-- START DATASET EXCERPTS --
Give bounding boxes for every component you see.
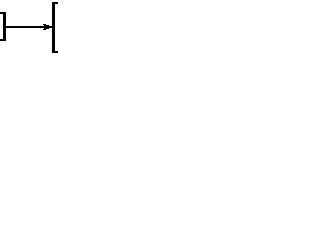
right bracket [ vertical xyxy=(52,2,55,53)
arrowhead upper barb xyxy=(43,24,46,25)
left bracket ] vertical xyxy=(3,12,6,41)
right bracket [ bottom arm xyxy=(52,51,58,53)
right bracket [ top arm xyxy=(52,2,58,4)
left bracket ] bottom arm xyxy=(0,39,6,41)
wire (arrow shaft) xyxy=(5,26,52,28)
background xyxy=(0,0,58,56)
left bracket ] top arm xyxy=(0,12,6,14)
arrowhead lower barb xyxy=(44,28,49,29)
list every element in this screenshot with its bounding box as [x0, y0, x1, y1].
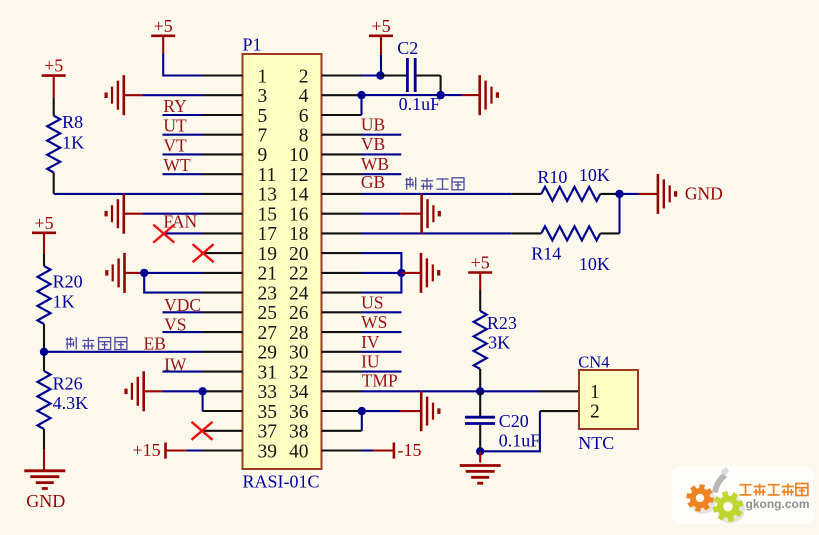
- svg-text:R26: R26: [53, 373, 83, 393]
- svg-text:C20: C20: [499, 411, 529, 431]
- power ground at P1 pins 21,23: [107, 253, 140, 293]
- svg-text:P1: P1: [243, 35, 262, 55]
- power ground at P1 pins 20,22,24: [401, 253, 438, 293]
- wire pin 34 to R23 junction: [362, 390, 481, 392]
- power ground (C2 net): [462, 75, 497, 115]
- svg-text:+5: +5: [471, 253, 490, 273]
- wire +15 to pin 39: [186, 449, 202, 451]
- svg-text:5: 5: [258, 106, 268, 127]
- power +5 symbol (C2 net): [369, 16, 393, 55]
- svg-text:+5: +5: [34, 213, 53, 233]
- svg-text:26: 26: [289, 303, 309, 324]
- wire pin 4 down to pin 6: [360, 95, 362, 115]
- svg-text:17: 17: [258, 224, 278, 245]
- wire pin 16 to ground: [362, 213, 401, 215]
- power +5 symbol (R20): [32, 213, 56, 254]
- svg-text:14: 14: [289, 185, 309, 206]
- svg-text:24: 24: [289, 283, 309, 304]
- wire net WS: [362, 331, 402, 333]
- svg-text:31: 31: [258, 362, 278, 383]
- wire stem to earth ground: [43, 449, 45, 470]
- wire pin 36 down to pin 38: [361, 411, 363, 431]
- svg-text:C2: C2: [397, 38, 418, 58]
- svg-text:gkong.com: gkong.com: [746, 497, 810, 511]
- wire junction to CN4 pin 1: [480, 390, 539, 392]
- power -15 symbol: [373, 440, 422, 460]
- svg-text:1K: 1K: [53, 291, 75, 311]
- svg-text:37: 37: [258, 422, 278, 443]
- svg-text:1: 1: [258, 66, 268, 87]
- no-connect X on pin 19: [193, 244, 214, 262]
- svg-text:29: 29: [258, 343, 278, 364]
- resistor R23: [474, 290, 487, 391]
- wire R8 to pin 13: [54, 193, 203, 195]
- wire +5 down to pin 2: [380, 55, 382, 76]
- junction pin 4 branch: [357, 91, 365, 99]
- wire +5 to pin 1: [163, 53, 202, 75]
- svg-text:1K: 1K: [62, 133, 84, 153]
- svg-text:20: 20: [289, 244, 309, 265]
- capacitor C20: [465, 391, 495, 451]
- svg-text:10: 10: [289, 145, 309, 166]
- svg-text:RY: RY: [163, 96, 187, 116]
- svg-text:+5: +5: [44, 56, 63, 76]
- connector CN4 pin stubs: [539, 391, 579, 411]
- resistor R26: [38, 352, 51, 449]
- svg-text:23: 23: [258, 283, 278, 304]
- chinese net label 制动检测: [66, 337, 127, 350]
- svg-text:UT: UT: [163, 116, 187, 136]
- wire pin 14 to R10: [362, 193, 512, 195]
- svg-text:US: US: [361, 293, 383, 313]
- P1 pin numbers: [258, 66, 309, 462]
- power ground at P1 pins 33,35: [126, 371, 162, 411]
- svg-text:IV: IV: [361, 332, 380, 352]
- svg-text:R14: R14: [531, 244, 561, 264]
- power ground at P1 pin 3: [106, 75, 142, 115]
- junction pins 21/23: [140, 269, 148, 277]
- svg-text:UB: UB: [361, 115, 385, 135]
- junction pin 2 / +5 / C2: [376, 71, 384, 79]
- resistor R20: [38, 254, 51, 352]
- connector CN4 body: [579, 370, 638, 429]
- wire pin 18 to R14: [362, 232, 512, 234]
- P1 right pin stubs (pins 2-40 even): [322, 76, 362, 451]
- junction pins 33/35: [198, 387, 206, 395]
- earth ground (under C20): [460, 466, 501, 484]
- svg-text:39: 39: [258, 441, 278, 462]
- watermark gkong.com logo: [672, 466, 813, 524]
- wire junction to GND symbol: [620, 193, 639, 195]
- wire ground to pin 3: [142, 94, 202, 96]
- svg-text:10K: 10K: [579, 165, 610, 185]
- junction pins 36/38: [358, 407, 366, 415]
- resistor R8: [47, 98, 60, 194]
- wire junction down to pin 23: [144, 273, 202, 293]
- svg-text:9: 9: [258, 145, 268, 166]
- svg-text:0.1uF: 0.1uF: [499, 431, 541, 451]
- svg-text:15: 15: [258, 205, 278, 226]
- power ground at P1 pins 36,38: [400, 391, 439, 431]
- wire net IW (pin 31): [163, 371, 203, 373]
- junction C20 bottom: [476, 447, 484, 455]
- svg-text:0.1uF: 0.1uF: [399, 94, 441, 114]
- svg-text:R20: R20: [53, 271, 83, 291]
- svg-text:16: 16: [289, 205, 309, 226]
- svg-text:+5: +5: [154, 16, 173, 36]
- power +15 symbol: [133, 440, 187, 460]
- wire CN4 pin 2 return: [480, 411, 540, 451]
- svg-text:38: 38: [289, 422, 309, 443]
- svg-text:27: 27: [258, 323, 278, 344]
- svg-text:IU: IU: [361, 352, 380, 372]
- wire net IU: [362, 371, 402, 373]
- wire pin 2 to C2: [362, 74, 381, 76]
- junction pins 20/22/24: [397, 269, 405, 277]
- svg-text:6: 6: [299, 106, 309, 127]
- power ground GND (right): [639, 174, 676, 214]
- wire net VDC (pin 25): [163, 311, 203, 313]
- svg-text:36: 36: [289, 402, 309, 423]
- svg-text:1: 1: [590, 382, 600, 403]
- svg-text:25: 25: [258, 303, 278, 324]
- wire net WT: [163, 173, 203, 175]
- svg-text:+5: +5: [371, 16, 390, 36]
- svg-text:VT: VT: [163, 135, 187, 155]
- wire junction down to pin 35: [202, 391, 204, 411]
- svg-text:-15: -15: [398, 440, 422, 460]
- wire to ground (C2 net): [441, 94, 463, 96]
- wire to earth ground (C20): [479, 451, 481, 462]
- svg-text:10K: 10K: [579, 254, 610, 274]
- connector P1 body: [243, 54, 322, 469]
- wire R14 up to junction: [618, 194, 620, 234]
- svg-text:35: 35: [258, 402, 278, 423]
- svg-text:4: 4: [299, 86, 309, 107]
- resistor R10: [512, 187, 620, 201]
- earth ground GND (bottom left): [24, 471, 65, 489]
- svg-text:12: 12: [289, 165, 309, 186]
- svg-text:33: 33: [258, 382, 278, 403]
- junction C2 right / ground: [436, 91, 444, 99]
- wire pin 40 to -15: [362, 449, 374, 451]
- wire ground to pin 33: [162, 390, 202, 392]
- no-connect X on FAN wire: [153, 225, 174, 243]
- power ground at P1 pin 16: [400, 194, 439, 234]
- svg-text:EB: EB: [144, 333, 166, 353]
- svg-text:13: 13: [258, 185, 278, 206]
- svg-text:40: 40: [289, 441, 309, 462]
- power +5 symbol (R23): [468, 253, 492, 291]
- junction R23/C20/pin34/CN4: [476, 387, 484, 395]
- chinese net label 制动下臂: [406, 177, 465, 190]
- svg-text:11: 11: [258, 165, 277, 186]
- svg-text:VB: VB: [361, 134, 385, 154]
- svg-text:2: 2: [299, 66, 309, 87]
- no-connect X on pin 37: [192, 422, 213, 440]
- wire ground to pin 21: [140, 272, 203, 274]
- svg-text:RASI-01C: RASI-01C: [243, 472, 320, 492]
- svg-text:8: 8: [299, 126, 309, 147]
- P1 left pin stubs (pins 1-39 odd): [203, 76, 243, 451]
- wire pin 24 branch: [362, 273, 402, 293]
- wire net VB: [362, 153, 402, 155]
- wire net VT: [163, 153, 203, 155]
- power +5 symbol (R8): [42, 56, 66, 98]
- wire net US: [362, 311, 402, 313]
- wire net UB: [362, 134, 402, 136]
- svg-text:7: 7: [258, 126, 268, 147]
- svg-text:18: 18: [289, 224, 309, 245]
- power ground at P1 pin 15: [106, 194, 142, 234]
- wire net UT: [163, 134, 203, 136]
- svg-text:GND: GND: [26, 491, 65, 511]
- wire divider tap to pin 29 (EB): [44, 351, 203, 353]
- svg-text:19: 19: [258, 244, 278, 265]
- wire ground to pin 15: [142, 213, 202, 215]
- svg-text:R10: R10: [537, 167, 567, 187]
- svg-text:+15: +15: [133, 440, 161, 460]
- wire pin 20 branch: [362, 253, 402, 273]
- wire net RY: [163, 114, 203, 116]
- resistor R14: [512, 226, 620, 240]
- svg-text:GND: GND: [685, 184, 723, 204]
- svg-text:GB: GB: [361, 172, 385, 192]
- svg-text:4.3K: 4.3K: [53, 393, 89, 413]
- wire pin 22 to junction: [362, 272, 402, 274]
- svg-text:28: 28: [289, 323, 309, 344]
- svg-text:2: 2: [590, 402, 600, 423]
- svg-text:22: 22: [289, 264, 309, 285]
- svg-text:3K: 3K: [488, 333, 510, 353]
- wire net FAN (pin 17): [163, 232, 203, 234]
- svg-text:34: 34: [289, 382, 309, 403]
- svg-text:TMP: TMP: [362, 371, 398, 391]
- svg-text:21: 21: [258, 264, 278, 285]
- svg-text:NTC: NTC: [578, 433, 614, 453]
- wire net IV: [362, 351, 402, 353]
- wire pin 36 to ground: [362, 410, 401, 412]
- wire net VS (pin 27): [163, 331, 203, 333]
- svg-text:WT: WT: [163, 155, 191, 175]
- svg-text:32: 32: [289, 362, 309, 383]
- svg-text:3: 3: [258, 86, 268, 107]
- wire net WB: [362, 173, 402, 175]
- svg-text:WS: WS: [361, 312, 387, 332]
- junction R20/R26/EB: [40, 348, 48, 356]
- svg-text:CN4: CN4: [578, 353, 609, 372]
- svg-text:30: 30: [289, 343, 309, 364]
- svg-text:R23: R23: [487, 313, 517, 333]
- junction R10/R14/GND: [615, 190, 623, 198]
- power +5 symbol (net to P1 pin 1): [151, 16, 175, 54]
- svg-text:R8: R8: [62, 112, 83, 132]
- capacitor C2: [380, 58, 440, 95]
- wire pin 4 row net: [362, 94, 441, 96]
-- END DATASET EXCERPTS --
> [TASK REQUIREMENTS]
Reproduce verbatim the lines of the listing beginning with the line containing "right bracket [ vertical xyxy=(52,2,55,53)" and continuing through the line containing "list every element", both ends included.

> [SOLUTION TO THIS TASK]
right bracket [ vertical xyxy=(52,2,55,53)
arrowhead upper barb xyxy=(43,24,46,25)
left bracket ] vertical xyxy=(3,12,6,41)
right bracket [ bottom arm xyxy=(52,51,58,53)
right bracket [ top arm xyxy=(52,2,58,4)
left bracket ] bottom arm xyxy=(0,39,6,41)
wire (arrow shaft) xyxy=(5,26,52,28)
background xyxy=(0,0,58,56)
left bracket ] top arm xyxy=(0,12,6,14)
arrowhead lower barb xyxy=(44,28,49,29)
list every element in this screenshot with its bounding box as [x0, y0, x1, y1].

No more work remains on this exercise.